**Aim of the task:** Transcribe the records that follow exactly. Skip the pictures.

[Dataset items]

☆ ☆ ☆ ☆ ☆ ☆ ☆

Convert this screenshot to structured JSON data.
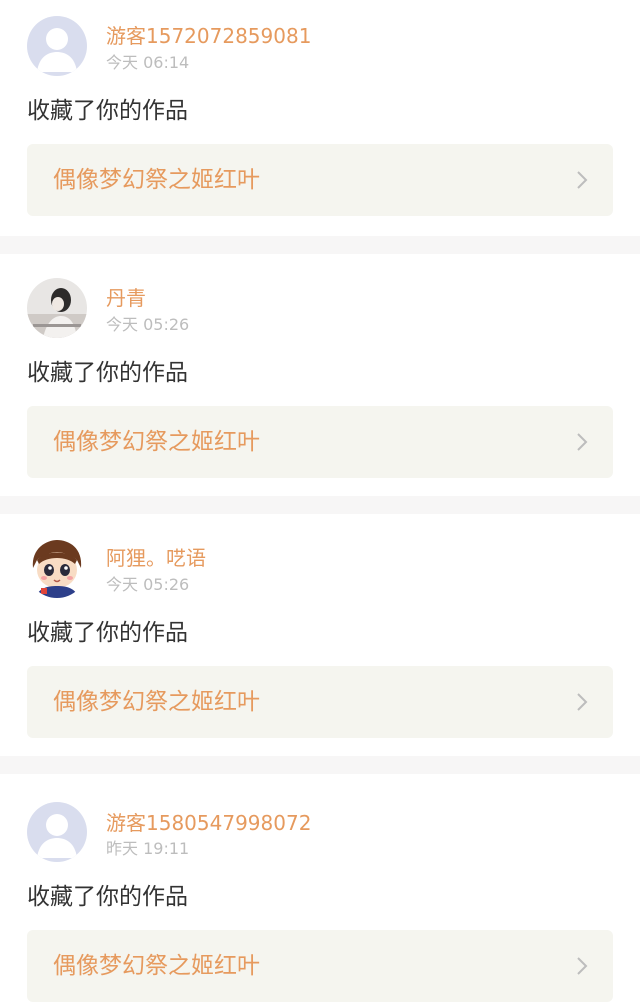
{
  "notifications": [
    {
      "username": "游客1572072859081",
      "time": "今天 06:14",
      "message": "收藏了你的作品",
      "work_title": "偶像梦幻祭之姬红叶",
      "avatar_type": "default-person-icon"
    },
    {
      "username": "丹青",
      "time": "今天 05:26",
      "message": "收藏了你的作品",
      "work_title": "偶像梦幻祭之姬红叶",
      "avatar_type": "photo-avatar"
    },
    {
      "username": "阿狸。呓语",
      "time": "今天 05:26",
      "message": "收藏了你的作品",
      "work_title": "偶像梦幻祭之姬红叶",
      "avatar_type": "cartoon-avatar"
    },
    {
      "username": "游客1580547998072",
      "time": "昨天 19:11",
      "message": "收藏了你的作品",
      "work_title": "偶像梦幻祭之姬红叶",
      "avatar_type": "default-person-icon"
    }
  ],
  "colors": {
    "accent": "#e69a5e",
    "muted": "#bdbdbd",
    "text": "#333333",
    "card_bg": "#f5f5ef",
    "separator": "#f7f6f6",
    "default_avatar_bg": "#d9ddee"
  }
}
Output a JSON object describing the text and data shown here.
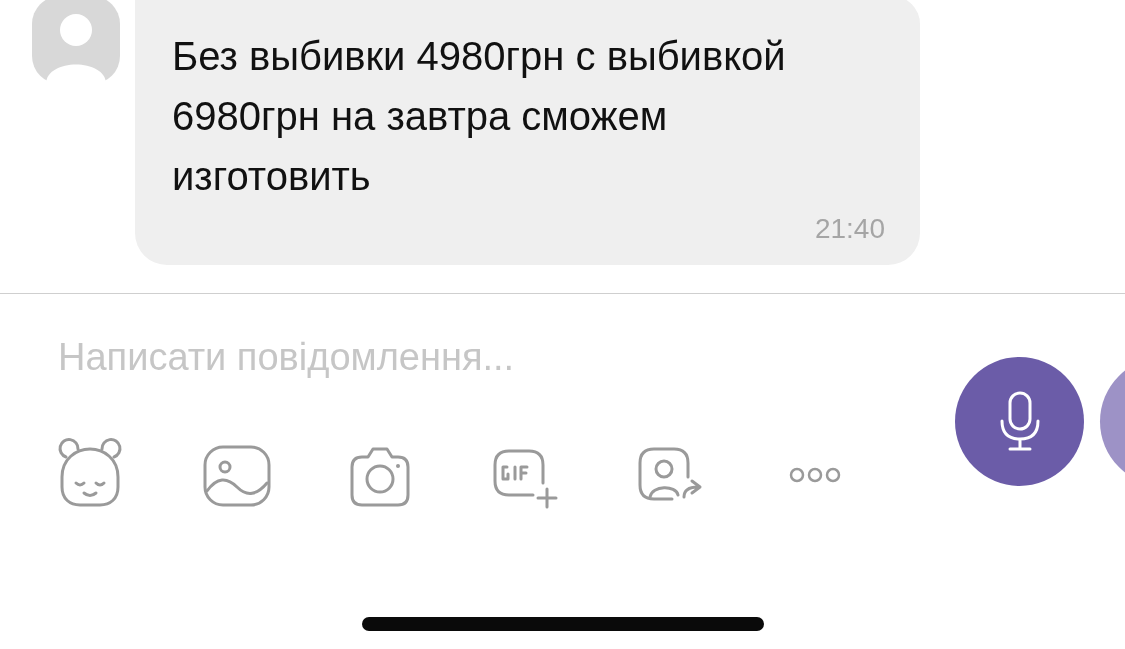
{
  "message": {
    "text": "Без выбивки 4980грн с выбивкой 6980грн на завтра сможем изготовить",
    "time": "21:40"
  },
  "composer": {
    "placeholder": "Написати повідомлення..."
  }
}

☆ ☆ ☆ ☆ ☆ ☆ ☆

**Reply to the exercise:**
Convert this screenshot to structured JSON data.
{
  "notifications": [
    {
      "username": "游客1572072859081",
      "time": "今天 06:14",
      "message": "收藏了你的作品",
      "work_title": "偶像梦幻祭之姬红叶",
      "avatar_type": "default-person-icon"
    },
    {
      "username": "丹青",
      "time": "今天 05:26",
      "message": "收藏了你的作品",
      "work_title": "偶像梦幻祭之姬红叶",
      "avatar_type": "photo-avatar"
    },
    {
      "username": "阿狸。呓语",
      "time": "今天 05:26",
      "message": "收藏了你的作品",
      "work_title": "偶像梦幻祭之姬红叶",
      "avatar_type": "cartoon-avatar"
    },
    {
      "username": "游客1580547998072",
      "time": "昨天 19:11",
      "message": "收藏了你的作品",
      "work_title": "偶像梦幻祭之姬红叶",
      "avatar_type": "default-person-icon"
    }
  ],
  "colors": {
    "accent": "#e69a5e",
    "muted": "#bdbdbd",
    "text": "#333333",
    "card_bg": "#f5f5ef",
    "separator": "#f7f6f6",
    "default_avatar_bg": "#d9ddee"
  }
}
Output a JSON object describing the text and data shown here.
{
  "message": {
    "text": "Без выбивки 4980грн с выбивкой 6980грн на завтра сможем изготовить",
    "time": "21:40"
  },
  "composer": {
    "placeholder": "Написати повідомлення..."
  }
}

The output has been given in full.